▸ **Aim of the exercise**
All lines of the material below that include the string "aber" are to be copied.

▸ **Extracted material**

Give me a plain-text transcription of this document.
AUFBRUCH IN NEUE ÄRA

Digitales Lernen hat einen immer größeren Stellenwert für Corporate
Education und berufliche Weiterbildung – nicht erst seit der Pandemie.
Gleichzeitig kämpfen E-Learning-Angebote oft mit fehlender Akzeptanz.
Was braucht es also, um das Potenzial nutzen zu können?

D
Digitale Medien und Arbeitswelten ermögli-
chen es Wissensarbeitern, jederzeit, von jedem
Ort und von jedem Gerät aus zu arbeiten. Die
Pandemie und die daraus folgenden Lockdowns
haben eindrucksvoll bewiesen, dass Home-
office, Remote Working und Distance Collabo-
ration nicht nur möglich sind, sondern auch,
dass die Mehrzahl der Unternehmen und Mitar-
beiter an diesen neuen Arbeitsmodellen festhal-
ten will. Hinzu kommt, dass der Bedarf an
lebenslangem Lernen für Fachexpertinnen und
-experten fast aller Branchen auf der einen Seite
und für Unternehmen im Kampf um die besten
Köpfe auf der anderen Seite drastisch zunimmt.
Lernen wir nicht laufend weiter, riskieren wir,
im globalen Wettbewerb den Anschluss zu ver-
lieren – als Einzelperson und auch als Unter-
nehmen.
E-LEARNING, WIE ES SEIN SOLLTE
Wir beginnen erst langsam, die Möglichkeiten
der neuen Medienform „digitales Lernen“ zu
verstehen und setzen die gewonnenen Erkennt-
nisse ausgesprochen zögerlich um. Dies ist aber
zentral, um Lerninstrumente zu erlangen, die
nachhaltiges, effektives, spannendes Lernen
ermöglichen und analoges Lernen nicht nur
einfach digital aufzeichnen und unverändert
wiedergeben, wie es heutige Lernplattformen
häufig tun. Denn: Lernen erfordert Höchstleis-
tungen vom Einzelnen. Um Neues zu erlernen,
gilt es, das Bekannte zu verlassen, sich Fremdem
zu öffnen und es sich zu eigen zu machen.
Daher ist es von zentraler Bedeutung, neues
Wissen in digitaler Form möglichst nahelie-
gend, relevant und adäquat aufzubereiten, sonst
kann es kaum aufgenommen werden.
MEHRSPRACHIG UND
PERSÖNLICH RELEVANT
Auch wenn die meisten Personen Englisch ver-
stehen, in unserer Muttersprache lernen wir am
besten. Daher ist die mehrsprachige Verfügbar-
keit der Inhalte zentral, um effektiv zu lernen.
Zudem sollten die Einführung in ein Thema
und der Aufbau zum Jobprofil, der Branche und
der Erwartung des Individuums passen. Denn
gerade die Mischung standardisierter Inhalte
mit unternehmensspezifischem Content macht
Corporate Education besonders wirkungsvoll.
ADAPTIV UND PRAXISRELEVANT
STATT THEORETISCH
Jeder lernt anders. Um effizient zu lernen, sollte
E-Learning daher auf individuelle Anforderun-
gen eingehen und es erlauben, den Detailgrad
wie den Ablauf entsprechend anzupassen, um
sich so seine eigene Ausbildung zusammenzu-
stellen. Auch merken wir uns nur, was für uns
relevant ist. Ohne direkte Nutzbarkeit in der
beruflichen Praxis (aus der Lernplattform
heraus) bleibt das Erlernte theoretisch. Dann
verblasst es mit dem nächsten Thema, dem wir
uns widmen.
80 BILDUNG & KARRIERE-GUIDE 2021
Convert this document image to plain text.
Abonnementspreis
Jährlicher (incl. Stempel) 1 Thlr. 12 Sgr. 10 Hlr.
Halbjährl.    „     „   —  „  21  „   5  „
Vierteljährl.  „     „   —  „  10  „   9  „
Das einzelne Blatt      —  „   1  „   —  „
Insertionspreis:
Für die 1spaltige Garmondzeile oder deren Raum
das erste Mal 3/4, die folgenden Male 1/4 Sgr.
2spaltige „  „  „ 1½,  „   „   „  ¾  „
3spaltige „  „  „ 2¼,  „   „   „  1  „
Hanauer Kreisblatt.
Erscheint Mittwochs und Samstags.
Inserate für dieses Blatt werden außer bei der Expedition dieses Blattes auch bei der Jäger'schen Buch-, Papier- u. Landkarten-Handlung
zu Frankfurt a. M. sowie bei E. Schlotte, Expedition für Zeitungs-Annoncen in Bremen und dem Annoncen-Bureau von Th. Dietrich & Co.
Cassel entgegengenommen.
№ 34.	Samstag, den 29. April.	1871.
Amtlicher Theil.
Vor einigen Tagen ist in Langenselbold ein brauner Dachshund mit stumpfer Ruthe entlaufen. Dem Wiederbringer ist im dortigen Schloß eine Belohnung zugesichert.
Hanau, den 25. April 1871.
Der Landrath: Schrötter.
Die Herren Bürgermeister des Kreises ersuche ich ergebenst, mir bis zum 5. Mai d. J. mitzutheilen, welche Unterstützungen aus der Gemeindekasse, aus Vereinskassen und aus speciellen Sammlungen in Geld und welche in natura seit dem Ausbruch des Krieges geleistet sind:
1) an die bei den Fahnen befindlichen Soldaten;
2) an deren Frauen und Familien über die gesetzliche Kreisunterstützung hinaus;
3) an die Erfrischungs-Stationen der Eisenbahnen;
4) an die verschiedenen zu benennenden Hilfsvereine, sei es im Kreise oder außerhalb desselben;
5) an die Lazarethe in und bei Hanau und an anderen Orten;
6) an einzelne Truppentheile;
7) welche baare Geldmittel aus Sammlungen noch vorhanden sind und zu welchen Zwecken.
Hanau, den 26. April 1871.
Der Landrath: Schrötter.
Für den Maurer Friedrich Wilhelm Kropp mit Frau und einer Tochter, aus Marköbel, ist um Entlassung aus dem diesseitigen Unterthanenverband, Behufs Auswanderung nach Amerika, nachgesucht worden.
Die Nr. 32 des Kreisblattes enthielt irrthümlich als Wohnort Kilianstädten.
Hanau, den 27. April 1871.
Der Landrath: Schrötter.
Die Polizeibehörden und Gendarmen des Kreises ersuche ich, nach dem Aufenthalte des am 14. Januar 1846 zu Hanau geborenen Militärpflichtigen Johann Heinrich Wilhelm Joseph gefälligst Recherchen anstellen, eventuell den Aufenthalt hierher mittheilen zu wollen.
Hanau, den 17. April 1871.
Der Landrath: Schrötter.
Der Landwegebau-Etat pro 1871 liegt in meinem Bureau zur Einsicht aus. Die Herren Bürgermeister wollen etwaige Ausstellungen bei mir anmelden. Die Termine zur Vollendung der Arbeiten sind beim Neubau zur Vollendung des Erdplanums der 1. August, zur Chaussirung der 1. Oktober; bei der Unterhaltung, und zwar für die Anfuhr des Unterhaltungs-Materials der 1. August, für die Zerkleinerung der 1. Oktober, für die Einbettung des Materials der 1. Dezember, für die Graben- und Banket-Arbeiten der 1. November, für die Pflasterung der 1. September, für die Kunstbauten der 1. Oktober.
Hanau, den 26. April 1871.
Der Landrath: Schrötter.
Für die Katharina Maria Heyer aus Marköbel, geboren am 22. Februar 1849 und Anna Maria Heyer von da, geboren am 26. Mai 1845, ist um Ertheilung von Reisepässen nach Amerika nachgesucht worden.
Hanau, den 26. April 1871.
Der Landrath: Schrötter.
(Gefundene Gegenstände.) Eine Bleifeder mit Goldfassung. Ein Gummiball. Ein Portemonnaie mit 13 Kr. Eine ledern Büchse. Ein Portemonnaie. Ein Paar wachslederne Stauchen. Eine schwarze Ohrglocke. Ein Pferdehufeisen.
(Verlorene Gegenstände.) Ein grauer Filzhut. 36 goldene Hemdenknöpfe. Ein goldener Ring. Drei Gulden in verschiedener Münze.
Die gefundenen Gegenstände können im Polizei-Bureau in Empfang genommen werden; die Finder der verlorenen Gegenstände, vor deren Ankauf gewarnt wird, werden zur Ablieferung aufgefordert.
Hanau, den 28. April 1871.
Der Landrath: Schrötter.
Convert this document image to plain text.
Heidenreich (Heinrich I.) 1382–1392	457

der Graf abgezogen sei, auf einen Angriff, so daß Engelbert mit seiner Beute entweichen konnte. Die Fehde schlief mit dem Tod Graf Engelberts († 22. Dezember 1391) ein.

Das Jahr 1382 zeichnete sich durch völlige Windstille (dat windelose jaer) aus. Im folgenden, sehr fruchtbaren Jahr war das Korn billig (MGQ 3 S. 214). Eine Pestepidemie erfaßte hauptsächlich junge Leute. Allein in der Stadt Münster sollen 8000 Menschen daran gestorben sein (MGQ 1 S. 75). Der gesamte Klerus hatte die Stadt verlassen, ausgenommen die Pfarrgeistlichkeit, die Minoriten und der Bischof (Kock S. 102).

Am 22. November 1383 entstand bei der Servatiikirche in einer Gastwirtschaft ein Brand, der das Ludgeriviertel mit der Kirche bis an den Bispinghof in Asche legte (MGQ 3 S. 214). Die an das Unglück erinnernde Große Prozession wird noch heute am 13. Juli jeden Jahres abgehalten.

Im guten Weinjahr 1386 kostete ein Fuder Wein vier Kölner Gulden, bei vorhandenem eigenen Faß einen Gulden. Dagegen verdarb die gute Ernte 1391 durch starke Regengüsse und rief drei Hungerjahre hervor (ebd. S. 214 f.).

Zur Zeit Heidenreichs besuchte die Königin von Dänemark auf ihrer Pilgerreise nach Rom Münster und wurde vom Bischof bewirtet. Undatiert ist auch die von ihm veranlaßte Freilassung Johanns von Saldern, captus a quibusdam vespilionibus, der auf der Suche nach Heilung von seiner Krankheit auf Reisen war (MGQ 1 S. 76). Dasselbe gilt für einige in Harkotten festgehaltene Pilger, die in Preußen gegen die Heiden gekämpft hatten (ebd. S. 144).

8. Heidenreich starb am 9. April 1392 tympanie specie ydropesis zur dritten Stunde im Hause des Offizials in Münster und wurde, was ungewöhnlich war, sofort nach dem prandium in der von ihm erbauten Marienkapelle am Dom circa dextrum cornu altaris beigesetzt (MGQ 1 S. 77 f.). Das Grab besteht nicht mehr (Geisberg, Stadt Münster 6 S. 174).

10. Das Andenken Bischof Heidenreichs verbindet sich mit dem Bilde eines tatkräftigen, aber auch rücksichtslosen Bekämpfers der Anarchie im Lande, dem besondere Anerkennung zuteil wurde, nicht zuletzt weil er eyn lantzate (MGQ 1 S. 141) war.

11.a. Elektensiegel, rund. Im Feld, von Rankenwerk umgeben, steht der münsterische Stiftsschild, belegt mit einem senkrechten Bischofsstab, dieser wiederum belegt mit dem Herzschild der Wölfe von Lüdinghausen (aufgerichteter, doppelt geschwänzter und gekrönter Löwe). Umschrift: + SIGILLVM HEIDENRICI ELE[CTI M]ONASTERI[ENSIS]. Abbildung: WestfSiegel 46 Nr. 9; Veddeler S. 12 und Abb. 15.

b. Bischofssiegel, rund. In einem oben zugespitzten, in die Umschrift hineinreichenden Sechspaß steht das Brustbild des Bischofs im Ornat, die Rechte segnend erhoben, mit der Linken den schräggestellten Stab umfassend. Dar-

▸ **Result of the exercise**
nisse ausgesprochen zögerlich um. Dies ist aber
10. Das Andenken Bischof Heidenreichs verbindet sich mit dem Bilde eines tatkräftigen, aber auch rücksichtslosen Bekämpfers der Anarchie im Lande, dem besondere Anerkennung zuteil wurde, nicht zuletzt weil er eyn lantzate (MGQ 1 S. 141) war.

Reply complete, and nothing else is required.